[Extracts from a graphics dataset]

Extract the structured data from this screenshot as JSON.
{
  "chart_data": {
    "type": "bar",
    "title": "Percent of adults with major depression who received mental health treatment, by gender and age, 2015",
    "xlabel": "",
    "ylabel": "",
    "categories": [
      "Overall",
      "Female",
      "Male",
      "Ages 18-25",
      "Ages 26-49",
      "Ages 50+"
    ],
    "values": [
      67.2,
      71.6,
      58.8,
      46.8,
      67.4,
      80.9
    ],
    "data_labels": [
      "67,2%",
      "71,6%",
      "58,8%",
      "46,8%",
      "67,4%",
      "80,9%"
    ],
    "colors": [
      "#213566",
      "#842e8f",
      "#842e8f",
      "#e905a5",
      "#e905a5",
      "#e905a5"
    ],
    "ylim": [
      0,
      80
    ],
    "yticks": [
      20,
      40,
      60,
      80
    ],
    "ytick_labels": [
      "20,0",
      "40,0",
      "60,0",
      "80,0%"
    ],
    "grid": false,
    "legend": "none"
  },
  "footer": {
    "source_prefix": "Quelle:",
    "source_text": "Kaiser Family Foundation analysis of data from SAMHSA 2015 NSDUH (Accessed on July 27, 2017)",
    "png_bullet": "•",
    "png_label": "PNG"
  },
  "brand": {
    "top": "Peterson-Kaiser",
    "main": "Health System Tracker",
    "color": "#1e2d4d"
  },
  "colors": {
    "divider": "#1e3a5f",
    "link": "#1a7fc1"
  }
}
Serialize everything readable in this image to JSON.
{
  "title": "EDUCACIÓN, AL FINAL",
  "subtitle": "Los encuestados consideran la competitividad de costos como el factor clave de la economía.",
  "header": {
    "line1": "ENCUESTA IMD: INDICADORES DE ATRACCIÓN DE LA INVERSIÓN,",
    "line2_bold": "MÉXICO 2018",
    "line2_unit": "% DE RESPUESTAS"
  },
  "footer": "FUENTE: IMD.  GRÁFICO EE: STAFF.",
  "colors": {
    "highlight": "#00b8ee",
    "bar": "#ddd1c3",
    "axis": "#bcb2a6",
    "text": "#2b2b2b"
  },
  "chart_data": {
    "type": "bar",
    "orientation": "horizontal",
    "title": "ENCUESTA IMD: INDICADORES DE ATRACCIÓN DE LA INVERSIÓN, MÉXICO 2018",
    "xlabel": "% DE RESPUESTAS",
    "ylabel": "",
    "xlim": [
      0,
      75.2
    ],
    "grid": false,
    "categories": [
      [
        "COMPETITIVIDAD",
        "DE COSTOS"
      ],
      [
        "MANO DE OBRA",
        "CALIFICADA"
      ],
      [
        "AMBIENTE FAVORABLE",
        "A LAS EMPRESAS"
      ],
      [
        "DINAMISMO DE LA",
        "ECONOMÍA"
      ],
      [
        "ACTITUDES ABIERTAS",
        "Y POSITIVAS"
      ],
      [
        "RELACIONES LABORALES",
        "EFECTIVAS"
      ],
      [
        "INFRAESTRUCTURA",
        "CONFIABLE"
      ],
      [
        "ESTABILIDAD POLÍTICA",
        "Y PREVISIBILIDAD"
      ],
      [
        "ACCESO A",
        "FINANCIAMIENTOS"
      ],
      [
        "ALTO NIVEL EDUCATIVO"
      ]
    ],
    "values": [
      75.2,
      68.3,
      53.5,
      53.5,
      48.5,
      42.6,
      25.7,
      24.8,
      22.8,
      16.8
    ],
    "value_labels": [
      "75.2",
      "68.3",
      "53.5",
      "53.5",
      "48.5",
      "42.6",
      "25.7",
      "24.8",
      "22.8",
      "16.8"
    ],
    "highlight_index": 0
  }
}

- **TASK DESCRIPTION**: All of the lines above must be returned exactly.

- **TASK SOLUTION**:
Extract the structured data from this screenshot as JSON.
{
  "chart_data": {
    "type": "bar",
    "title": "Percent of adults with major depression who received mental health treatment, by gender and age, 2015",
    "xlabel": "",
    "ylabel": "",
    "categories": [
      "Overall",
      "Female",
      "Male",
      "Ages 18-25",
      "Ages 26-49",
      "Ages 50+"
    ],
    "values": [
      67.2,
      71.6,
      58.8,
      46.8,
      67.4,
      80.9
    ],
    "data_labels": [
      "67,2%",
      "71,6%",
      "58,8%",
      "46,8%",
      "67,4%",
      "80,9%"
    ],
    "colors": [
      "#213566",
      "#842e8f",
      "#842e8f",
      "#e905a5",
      "#e905a5",
      "#e905a5"
    ],
    "ylim": [
      0,
      80
    ],
    "yticks": [
      20,
      40,
      60,
      80
    ],
    "ytick_labels": [
      "20,0",
      "40,0",
      "60,0",
      "80,0%"
    ],
    "grid": false,
    "legend": "none"
  },
  "footer": {
    "source_prefix": "Quelle:",
    "source_text": "Kaiser Family Foundation analysis of data from SAMHSA 2015 NSDUH (Accessed on July 27, 2017)",
    "png_bullet": "•",
    "png_label": "PNG"
  },
  "brand": {
    "top": "Peterson-Kaiser",
    "main": "Health System Tracker",
    "color": "#1e2d4d"
  },
  "colors": {
    "divider": "#1e3a5f",
    "link": "#1a7fc1"
  }
}
Serialize everything readable in this image to JSON.
{
  "title": "EDUCACIÓN, AL FINAL",
  "subtitle": "Los encuestados consideran la competitividad de costos como el factor clave de la economía.",
  "header": {
    "line1": "ENCUESTA IMD: INDICADORES DE ATRACCIÓN DE LA INVERSIÓN,",
    "line2_bold": "MÉXICO 2018",
    "line2_unit": "% DE RESPUESTAS"
  },
  "footer": "FUENTE: IMD.  GRÁFICO EE: STAFF.",
  "colors": {
    "highlight": "#00b8ee",
    "bar": "#ddd1c3",
    "axis": "#bcb2a6",
    "text": "#2b2b2b"
  },
  "chart_data": {
    "type": "bar",
    "orientation": "horizontal",
    "title": "ENCUESTA IMD: INDICADORES DE ATRACCIÓN DE LA INVERSIÓN, MÉXICO 2018",
    "xlabel": "% DE RESPUESTAS",
    "ylabel": "",
    "xlim": [
      0,
      75.2
    ],
    "grid": false,
    "categories": [
      [
        "COMPETITIVIDAD",
        "DE COSTOS"
      ],
      [
        "MANO DE OBRA",
        "CALIFICADA"
      ],
      [
        "AMBIENTE FAVORABLE",
        "A LAS EMPRESAS"
      ],
      [
        "DINAMISMO DE LA",
        "ECONOMÍA"
      ],
      [
        "ACTITUDES ABIERTAS",
        "Y POSITIVAS"
      ],
      [
        "RELACIONES LABORALES",
        "EFECTIVAS"
      ],
      [
        "INFRAESTRUCTURA",
        "CONFIABLE"
      ],
      [
        "ESTABILIDAD POLÍTICA",
        "Y PREVISIBILIDAD"
      ],
      [
        "ACCESO A",
        "FINANCIAMIENTOS"
      ],
      [
        "ALTO NIVEL EDUCATIVO"
      ]
    ],
    "values": [
      75.2,
      68.3,
      53.5,
      53.5,
      48.5,
      42.6,
      25.7,
      24.8,
      22.8,
      16.8
    ],
    "value_labels": [
      "75.2",
      "68.3",
      "53.5",
      "53.5",
      "48.5",
      "42.6",
      "25.7",
      "24.8",
      "22.8",
      "16.8"
    ],
    "highlight_index": 0
  }
}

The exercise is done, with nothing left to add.